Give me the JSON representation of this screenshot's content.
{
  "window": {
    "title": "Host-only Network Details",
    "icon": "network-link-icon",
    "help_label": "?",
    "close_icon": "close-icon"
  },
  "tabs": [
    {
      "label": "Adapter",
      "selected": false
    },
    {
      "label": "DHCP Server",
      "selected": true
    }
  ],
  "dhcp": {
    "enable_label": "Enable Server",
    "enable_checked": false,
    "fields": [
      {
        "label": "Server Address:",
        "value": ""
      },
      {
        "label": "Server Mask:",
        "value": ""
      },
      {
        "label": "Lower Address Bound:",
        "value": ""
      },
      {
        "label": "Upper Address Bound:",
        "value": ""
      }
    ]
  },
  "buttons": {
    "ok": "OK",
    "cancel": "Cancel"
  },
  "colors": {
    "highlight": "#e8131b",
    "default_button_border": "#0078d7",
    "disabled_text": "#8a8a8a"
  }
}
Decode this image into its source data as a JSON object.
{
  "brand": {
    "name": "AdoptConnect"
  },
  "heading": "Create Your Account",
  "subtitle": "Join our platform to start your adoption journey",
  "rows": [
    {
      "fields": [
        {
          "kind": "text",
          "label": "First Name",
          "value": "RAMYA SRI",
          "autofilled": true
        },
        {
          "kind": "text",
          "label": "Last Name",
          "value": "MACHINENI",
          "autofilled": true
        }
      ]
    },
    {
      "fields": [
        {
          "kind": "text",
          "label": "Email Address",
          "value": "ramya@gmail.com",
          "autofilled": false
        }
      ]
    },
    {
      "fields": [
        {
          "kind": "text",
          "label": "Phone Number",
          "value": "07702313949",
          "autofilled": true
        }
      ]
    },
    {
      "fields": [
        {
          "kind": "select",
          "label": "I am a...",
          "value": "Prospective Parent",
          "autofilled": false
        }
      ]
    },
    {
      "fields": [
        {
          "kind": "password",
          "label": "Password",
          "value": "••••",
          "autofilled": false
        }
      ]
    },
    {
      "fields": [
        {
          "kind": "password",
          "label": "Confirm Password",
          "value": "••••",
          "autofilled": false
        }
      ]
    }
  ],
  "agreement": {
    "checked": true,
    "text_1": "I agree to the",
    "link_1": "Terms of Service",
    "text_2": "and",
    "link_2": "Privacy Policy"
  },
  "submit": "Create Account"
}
────────────────────
▶ _Work to be completed_: Quote every line of the data, word for word.

▶ _Result for this task_:
Give me the JSON representation of this screenshot's content.
{
  "window": {
    "title": "Host-only Network Details",
    "icon": "network-link-icon",
    "help_label": "?",
    "close_icon": "close-icon"
  },
  "tabs": [
    {
      "label": "Adapter",
      "selected": false
    },
    {
      "label": "DHCP Server",
      "selected": true
    }
  ],
  "dhcp": {
    "enable_label": "Enable Server",
    "enable_checked": false,
    "fields": [
      {
        "label": "Server Address:",
        "value": ""
      },
      {
        "label": "Server Mask:",
        "value": ""
      },
      {
        "label": "Lower Address Bound:",
        "value": ""
      },
      {
        "label": "Upper Address Bound:",
        "value": ""
      }
    ]
  },
  "buttons": {
    "ok": "OK",
    "cancel": "Cancel"
  },
  "colors": {
    "highlight": "#e8131b",
    "default_button_border": "#0078d7",
    "disabled_text": "#8a8a8a"
  }
}
Decode this image into its source data as a JSON object.
{
  "brand": {
    "name": "AdoptConnect"
  },
  "heading": "Create Your Account",
  "subtitle": "Join our platform to start your adoption journey",
  "rows": [
    {
      "fields": [
        {
          "kind": "text",
          "label": "First Name",
          "value": "RAMYA SRI",
          "autofilled": true
        },
        {
          "kind": "text",
          "label": "Last Name",
          "value": "MACHINENI",
          "autofilled": true
        }
      ]
    },
    {
      "fields": [
        {
          "kind": "text",
          "label": "Email Address",
          "value": "ramya@gmail.com",
          "autofilled": false
        }
      ]
    },
    {
      "fields": [
        {
          "kind": "text",
          "label": "Phone Number",
          "value": "07702313949",
          "autofilled": true
        }
      ]
    },
    {
      "fields": [
        {
          "kind": "select",
          "label": "I am a...",
          "value": "Prospective Parent",
          "autofilled": false
        }
      ]
    },
    {
      "fields": [
        {
          "kind": "password",
          "label": "Password",
          "value": "••••",
          "autofilled": false
        }
      ]
    },
    {
      "fields": [
        {
          "kind": "password",
          "label": "Confirm Password",
          "value": "••••",
          "autofilled": false
        }
      ]
    }
  ],
  "agreement": {
    "checked": true,
    "text_1": "I agree to the",
    "link_1": "Terms of Service",
    "text_2": "and",
    "link_2": "Privacy Policy"
  },
  "submit": "Create Account"
}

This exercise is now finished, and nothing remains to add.